Data records
* * *

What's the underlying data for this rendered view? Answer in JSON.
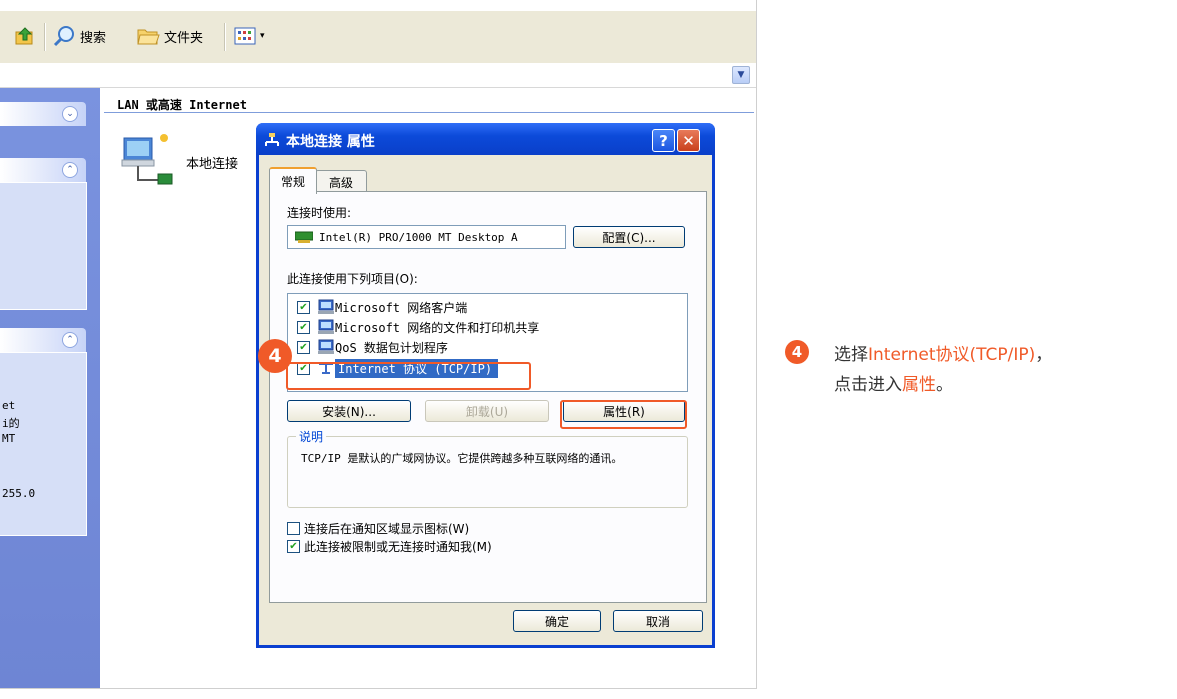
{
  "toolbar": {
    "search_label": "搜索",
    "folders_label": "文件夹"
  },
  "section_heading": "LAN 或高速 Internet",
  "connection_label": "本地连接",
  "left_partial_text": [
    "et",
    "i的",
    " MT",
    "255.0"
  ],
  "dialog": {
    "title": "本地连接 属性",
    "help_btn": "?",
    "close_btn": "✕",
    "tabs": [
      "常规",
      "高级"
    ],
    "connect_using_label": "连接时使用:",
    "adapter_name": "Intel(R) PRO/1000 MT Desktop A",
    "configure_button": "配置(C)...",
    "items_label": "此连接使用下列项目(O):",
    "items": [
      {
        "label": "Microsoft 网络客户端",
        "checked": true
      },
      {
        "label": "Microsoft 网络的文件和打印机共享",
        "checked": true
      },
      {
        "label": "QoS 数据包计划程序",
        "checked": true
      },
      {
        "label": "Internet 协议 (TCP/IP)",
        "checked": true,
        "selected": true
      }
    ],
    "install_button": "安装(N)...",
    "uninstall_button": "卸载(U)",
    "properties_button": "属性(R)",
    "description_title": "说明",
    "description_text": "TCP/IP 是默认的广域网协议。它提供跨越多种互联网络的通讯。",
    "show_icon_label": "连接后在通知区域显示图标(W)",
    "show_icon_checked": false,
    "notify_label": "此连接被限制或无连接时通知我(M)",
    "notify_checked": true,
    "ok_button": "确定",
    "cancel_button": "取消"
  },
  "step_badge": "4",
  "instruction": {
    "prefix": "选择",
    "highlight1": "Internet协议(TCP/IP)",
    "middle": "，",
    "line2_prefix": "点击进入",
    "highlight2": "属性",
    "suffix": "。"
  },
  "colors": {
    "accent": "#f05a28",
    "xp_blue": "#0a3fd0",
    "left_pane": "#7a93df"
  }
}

* * *

Except for the pictures, print the data above exactly.

> [Response to the task]:
What's the underlying data for this rendered view? Answer in JSON.
{
  "toolbar": {
    "search_label": "搜索",
    "folders_label": "文件夹"
  },
  "section_heading": "LAN 或高速 Internet",
  "connection_label": "本地连接",
  "left_partial_text": [
    "et",
    "i的",
    " MT",
    "255.0"
  ],
  "dialog": {
    "title": "本地连接 属性",
    "help_btn": "?",
    "close_btn": "✕",
    "tabs": [
      "常规",
      "高级"
    ],
    "connect_using_label": "连接时使用:",
    "adapter_name": "Intel(R) PRO/1000 MT Desktop A",
    "configure_button": "配置(C)...",
    "items_label": "此连接使用下列项目(O):",
    "items": [
      {
        "label": "Microsoft 网络客户端",
        "checked": true
      },
      {
        "label": "Microsoft 网络的文件和打印机共享",
        "checked": true
      },
      {
        "label": "QoS 数据包计划程序",
        "checked": true
      },
      {
        "label": "Internet 协议 (TCP/IP)",
        "checked": true,
        "selected": true
      }
    ],
    "install_button": "安装(N)...",
    "uninstall_button": "卸载(U)",
    "properties_button": "属性(R)",
    "description_title": "说明",
    "description_text": "TCP/IP 是默认的广域网协议。它提供跨越多种互联网络的通讯。",
    "show_icon_label": "连接后在通知区域显示图标(W)",
    "show_icon_checked": false,
    "notify_label": "此连接被限制或无连接时通知我(M)",
    "notify_checked": true,
    "ok_button": "确定",
    "cancel_button": "取消"
  },
  "step_badge": "4",
  "instruction": {
    "prefix": "选择",
    "highlight1": "Internet协议(TCP/IP)",
    "middle": "，",
    "line2_prefix": "点击进入",
    "highlight2": "属性",
    "suffix": "。"
  },
  "colors": {
    "accent": "#f05a28",
    "xp_blue": "#0a3fd0",
    "left_pane": "#7a93df"
  }
}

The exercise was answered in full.